# TRY IT
Your task is to return all of the entries below exactly, leaving out each picture.

Page segmentation data:

-- Opening Marker --

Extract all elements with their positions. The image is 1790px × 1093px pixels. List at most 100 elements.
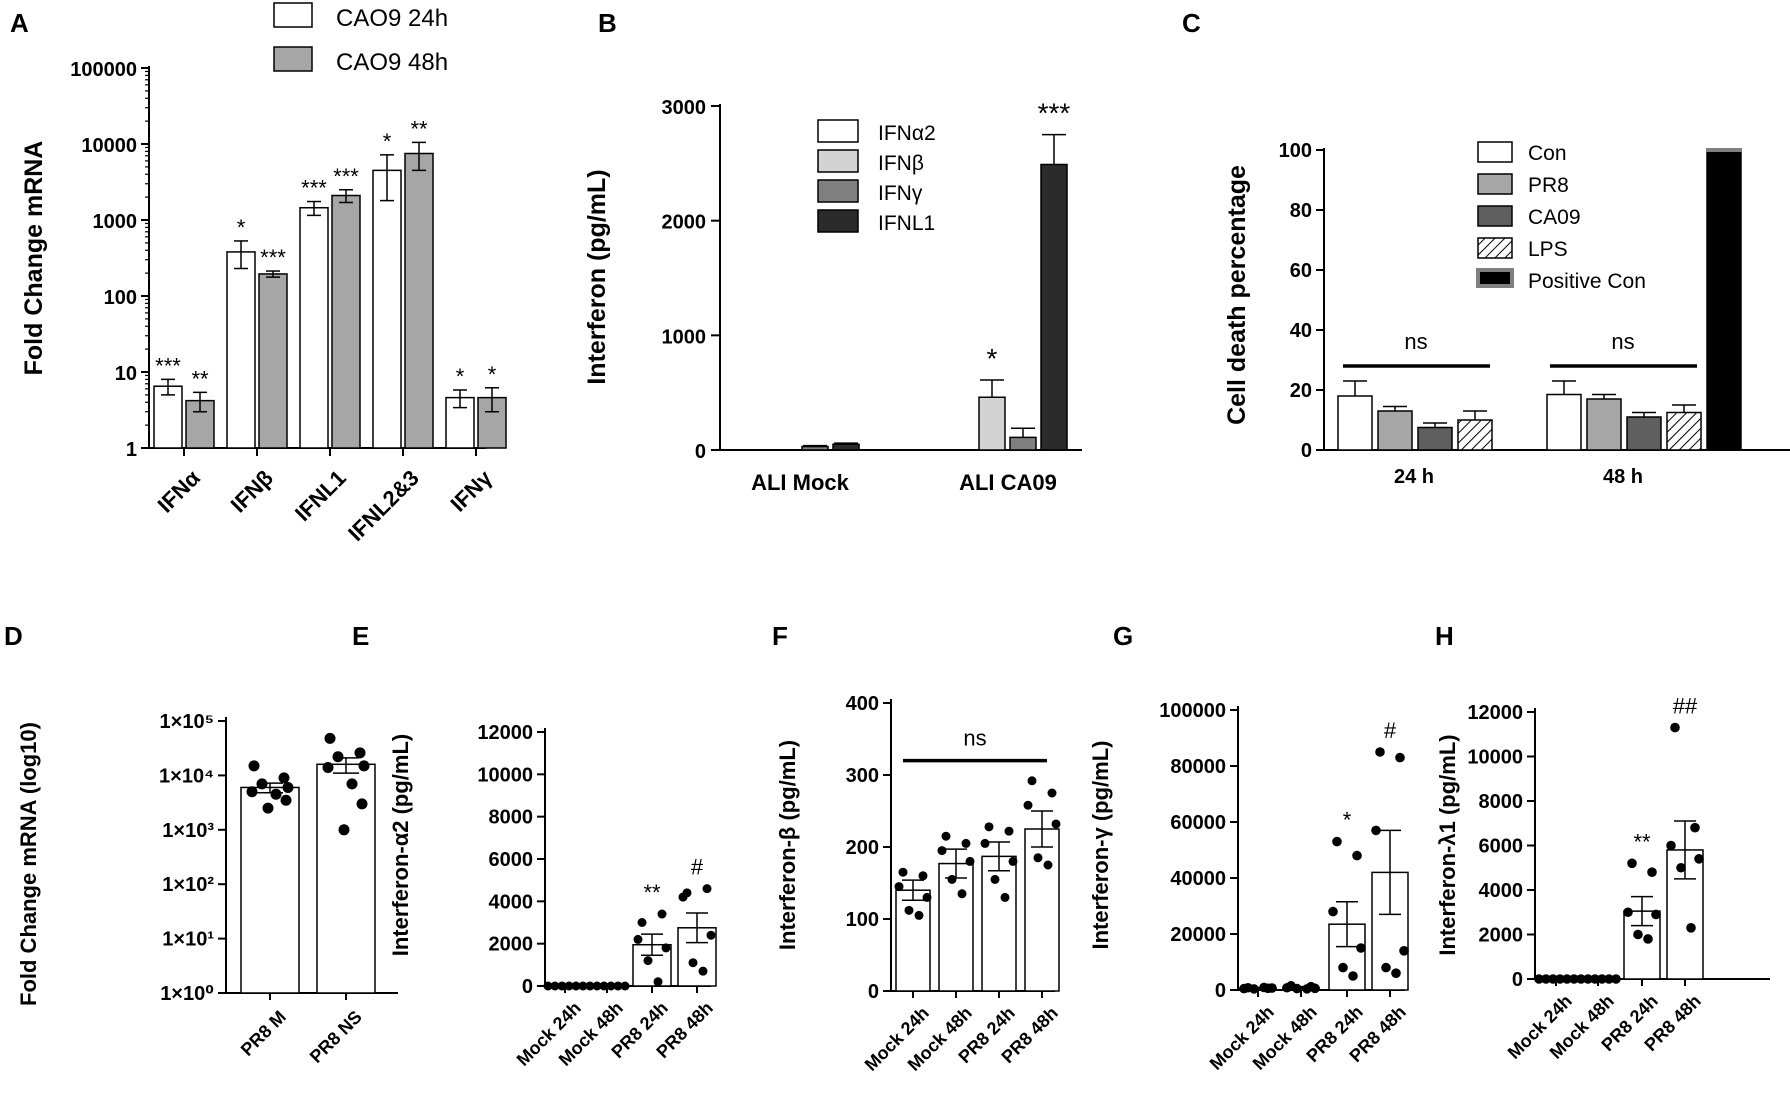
panel-f-bar bbox=[938, 862, 974, 992]
panel-c-ytick-label: 20 bbox=[1290, 380, 1312, 402]
panel-h-data-point bbox=[1623, 907, 1633, 918]
panel-g-ytick-label: 100000 bbox=[1159, 700, 1226, 722]
panel-b-legend-label: IFNβ bbox=[878, 152, 924, 175]
panel-a-category-label: IFNγ bbox=[445, 465, 497, 517]
panel-h-data-point bbox=[1647, 867, 1657, 877]
panel-a-bar bbox=[299, 206, 329, 449]
panel-f-data-point bbox=[947, 874, 957, 884]
panel-h-data-point bbox=[1633, 929, 1643, 940]
panel-h-data-point bbox=[1686, 923, 1696, 933]
panel-h-ytick-label: 2000 bbox=[1479, 925, 1524, 947]
panel-c-legend-swatch bbox=[1477, 205, 1513, 227]
panel-f-data-point bbox=[1004, 826, 1014, 836]
panel-b-legend-swatch bbox=[817, 149, 859, 173]
panel-e-ytick-label: 8000 bbox=[489, 807, 534, 829]
panel-d-ytick-label: 1×10³ bbox=[162, 820, 214, 842]
panel-a-bar bbox=[372, 169, 402, 449]
panel-f-data-point bbox=[957, 889, 967, 899]
panel-h-data-point bbox=[1534, 974, 1544, 984]
panel-g-data-point bbox=[1239, 983, 1249, 994]
panel-label-e: E bbox=[352, 621, 369, 651]
panel-g-data-point bbox=[1381, 962, 1391, 973]
panel-d-data-point bbox=[322, 761, 334, 773]
panel-label-a: A bbox=[10, 8, 29, 38]
panel-f-ns-label: ns bbox=[963, 726, 986, 751]
panel-f-ytick-label: 400 bbox=[846, 693, 879, 715]
panel-e-data-point bbox=[578, 981, 588, 991]
panel-a-legend-swatch bbox=[273, 46, 313, 72]
panel-e-data-point bbox=[543, 981, 553, 991]
panel-f-data-point bbox=[1047, 788, 1057, 798]
panel-a-ytick-label: 1 bbox=[126, 439, 137, 461]
panel-h-data-point bbox=[1569, 974, 1579, 984]
panel-b-ytick-label: 0 bbox=[695, 441, 706, 463]
panel-label-d: D bbox=[4, 621, 23, 651]
panel-c-ns-label: ns bbox=[1404, 329, 1427, 354]
panel-f-data-point bbox=[894, 882, 904, 892]
panel-d-data-point bbox=[246, 786, 258, 798]
panel-e-data-point bbox=[643, 956, 653, 966]
panel-a-legend-label: CAO9 24h bbox=[336, 5, 448, 32]
panel-c-legend-swatch bbox=[1477, 173, 1513, 195]
panel-c-bar bbox=[1666, 411, 1702, 451]
panel-e-data-point bbox=[706, 930, 716, 940]
panel-c-legend-label: LPS bbox=[1528, 238, 1568, 261]
panel-h-ytick-label: 6000 bbox=[1479, 836, 1524, 858]
panel-g-ylabel: Interferon-γ (pg/mL) bbox=[1088, 741, 1113, 950]
panel-g-data-point bbox=[1399, 946, 1409, 956]
panel-label-f: F bbox=[772, 621, 788, 651]
panel-c-ytick-label: 60 bbox=[1290, 260, 1312, 282]
panel-f-bar bbox=[981, 855, 1017, 992]
panel-e-data-point bbox=[657, 909, 667, 919]
panel-e-data-point bbox=[633, 934, 643, 944]
panel-e-significance: # bbox=[691, 855, 704, 880]
panel-label-h: H bbox=[1435, 621, 1454, 651]
panel-h-data-point bbox=[1690, 822, 1700, 833]
panel-d-data-point bbox=[346, 778, 358, 790]
panel-f-data-point bbox=[1033, 853, 1043, 863]
panel-d-data-point bbox=[248, 760, 260, 772]
panel-b-bar bbox=[801, 445, 829, 451]
panel-b-legend-swatch bbox=[817, 209, 859, 233]
panel-g-data-point bbox=[1348, 971, 1358, 981]
panel-a-legend-swatch bbox=[273, 2, 313, 28]
panel-g-data-point bbox=[1375, 747, 1385, 757]
panel-c-category-label: 48 h bbox=[1603, 466, 1643, 488]
panel-h-data-point bbox=[1676, 862, 1686, 873]
panel-c-bar bbox=[1586, 398, 1622, 451]
panel-c-legend-swatch bbox=[1477, 237, 1513, 259]
panel-f-data-point bbox=[941, 831, 951, 841]
panel-g-data-point bbox=[1267, 983, 1277, 993]
panel-d-ylabel: Fold Change mRNA (log10) bbox=[16, 722, 41, 1006]
panel-a-bar bbox=[226, 251, 256, 449]
panel-e-ytick-label: 6000 bbox=[489, 849, 534, 871]
panel-h-data-point bbox=[1604, 974, 1614, 984]
panel-e-data-point bbox=[678, 892, 688, 902]
panel-c-legend-label: Con bbox=[1528, 142, 1567, 165]
panel-f-data-point bbox=[984, 822, 994, 832]
panel-e-data-point bbox=[571, 981, 581, 991]
panel-a-category-label: IFNL2&3 bbox=[343, 465, 424, 546]
panel-a-category-label: IFNL1 bbox=[290, 465, 351, 526]
panel-b-legend-swatch bbox=[817, 119, 859, 143]
panel-d-data-point bbox=[358, 760, 370, 772]
panel-e-data-point bbox=[606, 981, 616, 991]
panel-e-data-point bbox=[661, 943, 671, 953]
panel-b-legend-label: IFNL1 bbox=[878, 212, 935, 235]
panel-d-category-label: PR8 M bbox=[237, 1007, 290, 1060]
panel-b-significance: * bbox=[987, 343, 998, 374]
panel-h-ytick-label: 0 bbox=[1512, 969, 1523, 991]
panel-f-ytick-label: 300 bbox=[846, 765, 879, 787]
panel-e-data-point bbox=[637, 918, 647, 927]
panel-c-legend-swatch bbox=[1477, 141, 1513, 163]
panel-f-data-point bbox=[961, 838, 971, 848]
panel-e-ylabel: Interferon-α2 (pg/mL) bbox=[388, 734, 413, 957]
panel-c-bar bbox=[1546, 393, 1582, 451]
panel-g-data-point bbox=[1332, 836, 1342, 847]
panel-d-data-point bbox=[278, 772, 290, 784]
panel-a-ytick-label: 10 bbox=[115, 363, 137, 385]
panel-f-data-point bbox=[1008, 856, 1018, 866]
panel-g-ytick-label: 20000 bbox=[1170, 924, 1226, 946]
panel-f-data-point bbox=[918, 871, 928, 881]
panel-a-significance: ** bbox=[191, 366, 209, 391]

-- Closing Marker --

# SOLVED PROBLEM
Extract all elements with their positions. The image is 1790px × 1093px pixels. List at most 100 elements.
panel-f-bar bbox=[938, 862, 974, 992]
panel-c-ytick-label: 20 bbox=[1290, 380, 1312, 402]
panel-h-data-point bbox=[1623, 907, 1633, 918]
panel-g-ytick-label: 100000 bbox=[1159, 700, 1226, 722]
panel-b-legend-label: IFNβ bbox=[878, 152, 924, 175]
panel-a-category-label: IFNγ bbox=[445, 465, 497, 517]
panel-h-data-point bbox=[1647, 867, 1657, 877]
panel-a-bar bbox=[299, 206, 329, 449]
panel-f-data-point bbox=[947, 874, 957, 884]
panel-h-data-point bbox=[1633, 929, 1643, 940]
panel-h-data-point bbox=[1686, 923, 1696, 933]
panel-h-ytick-label: 2000 bbox=[1479, 925, 1524, 947]
panel-c-legend-swatch bbox=[1477, 205, 1513, 227]
panel-f-data-point bbox=[1004, 826, 1014, 836]
panel-b-legend-swatch bbox=[817, 149, 859, 173]
panel-e-ytick-label: 8000 bbox=[489, 807, 534, 829]
panel-d-ytick-label: 1×10³ bbox=[162, 820, 214, 842]
panel-a-bar bbox=[372, 169, 402, 449]
panel-f-data-point bbox=[957, 889, 967, 899]
panel-h-data-point bbox=[1534, 974, 1544, 984]
panel-g-data-point bbox=[1239, 983, 1249, 994]
panel-label-e: E bbox=[352, 621, 369, 651]
panel-g-data-point bbox=[1381, 962, 1391, 973]
panel-d-data-point bbox=[322, 761, 334, 773]
panel-label-a: A bbox=[10, 8, 29, 38]
panel-f-ns-label: ns bbox=[963, 726, 986, 751]
panel-f-ytick-label: 400 bbox=[846, 693, 879, 715]
panel-e-data-point bbox=[578, 981, 588, 991]
panel-a-legend-swatch bbox=[273, 46, 313, 72]
panel-e-data-point bbox=[543, 981, 553, 991]
panel-f-data-point bbox=[1047, 788, 1057, 798]
panel-a-ytick-label: 1 bbox=[126, 439, 137, 461]
panel-h-data-point bbox=[1569, 974, 1579, 984]
panel-b-ytick-label: 0 bbox=[695, 441, 706, 463]
panel-label-d: D bbox=[4, 621, 23, 651]
panel-c-ns-label: ns bbox=[1404, 329, 1427, 354]
panel-f-data-point bbox=[894, 882, 904, 892]
panel-d-data-point bbox=[246, 786, 258, 798]
panel-e-data-point bbox=[643, 956, 653, 966]
panel-a-legend-label: CAO9 24h bbox=[336, 5, 448, 32]
panel-c-legend-swatch bbox=[1477, 173, 1513, 195]
panel-c-bar bbox=[1666, 411, 1702, 451]
panel-e-data-point bbox=[706, 930, 716, 940]
panel-c-legend-label: LPS bbox=[1528, 238, 1568, 261]
panel-h-ytick-label: 6000 bbox=[1479, 836, 1524, 858]
panel-g-ylabel: Interferon-γ (pg/mL) bbox=[1088, 741, 1113, 950]
panel-g-data-point bbox=[1399, 946, 1409, 956]
panel-label-f: F bbox=[772, 621, 788, 651]
panel-c-ytick-label: 60 bbox=[1290, 260, 1312, 282]
panel-f-bar bbox=[981, 855, 1017, 992]
panel-e-data-point bbox=[657, 909, 667, 919]
panel-e-data-point bbox=[633, 934, 643, 944]
panel-e-significance: # bbox=[691, 855, 704, 880]
panel-label-h: H bbox=[1435, 621, 1454, 651]
panel-h-data-point bbox=[1690, 822, 1700, 833]
panel-d-data-point bbox=[346, 778, 358, 790]
panel-f-data-point bbox=[1033, 853, 1043, 863]
panel-d-data-point bbox=[248, 760, 260, 772]
panel-b-bar bbox=[801, 445, 829, 451]
panel-b-legend-swatch bbox=[817, 209, 859, 233]
panel-g-data-point bbox=[1348, 971, 1358, 981]
panel-a-legend-swatch bbox=[273, 2, 313, 28]
panel-g-data-point bbox=[1375, 747, 1385, 757]
panel-c-category-label: 48 h bbox=[1603, 466, 1643, 488]
panel-h-data-point bbox=[1676, 862, 1686, 873]
panel-c-bar bbox=[1586, 398, 1622, 451]
panel-c-legend-swatch bbox=[1477, 237, 1513, 259]
panel-f-data-point bbox=[941, 831, 951, 841]
panel-g-data-point bbox=[1267, 983, 1277, 993]
panel-d-ylabel: Fold Change mRNA (log10) bbox=[16, 722, 41, 1006]
panel-a-bar bbox=[226, 251, 256, 449]
panel-e-ytick-label: 6000 bbox=[489, 849, 534, 871]
panel-h-data-point bbox=[1604, 974, 1614, 984]
panel-e-data-point bbox=[678, 892, 688, 902]
panel-c-legend-label: Con bbox=[1528, 142, 1567, 165]
panel-f-data-point bbox=[984, 822, 994, 832]
panel-e-data-point bbox=[571, 981, 581, 991]
panel-a-category-label: IFNL2&3 bbox=[343, 465, 424, 546]
panel-a-category-label: IFNL1 bbox=[290, 465, 351, 526]
panel-b-legend-swatch bbox=[817, 119, 859, 143]
panel-d-data-point bbox=[358, 760, 370, 772]
panel-e-data-point bbox=[606, 981, 616, 991]
panel-e-data-point bbox=[661, 943, 671, 953]
panel-b-legend-label: IFNL1 bbox=[878, 212, 935, 235]
panel-d-category-label: PR8 M bbox=[237, 1007, 290, 1060]
panel-b-significance: * bbox=[987, 343, 998, 374]
panel-h-ytick-label: 0 bbox=[1512, 969, 1523, 991]
panel-f-ytick-label: 300 bbox=[846, 765, 879, 787]
panel-e-data-point bbox=[637, 918, 647, 927]
panel-c-legend-swatch bbox=[1477, 141, 1513, 163]
panel-f-data-point bbox=[961, 838, 971, 848]
panel-e-ylabel: Interferon-α2 (pg/mL) bbox=[388, 734, 413, 957]
panel-c-bar bbox=[1546, 393, 1582, 451]
panel-g-data-point bbox=[1332, 836, 1342, 847]
panel-d-data-point bbox=[278, 772, 290, 784]
panel-a-ytick-label: 10 bbox=[115, 363, 137, 385]
panel-f-data-point bbox=[1008, 856, 1018, 866]
panel-g-ytick-label: 20000 bbox=[1170, 924, 1226, 946]
panel-f-data-point bbox=[918, 871, 928, 881]
panel-a-significance: ** bbox=[191, 366, 209, 391]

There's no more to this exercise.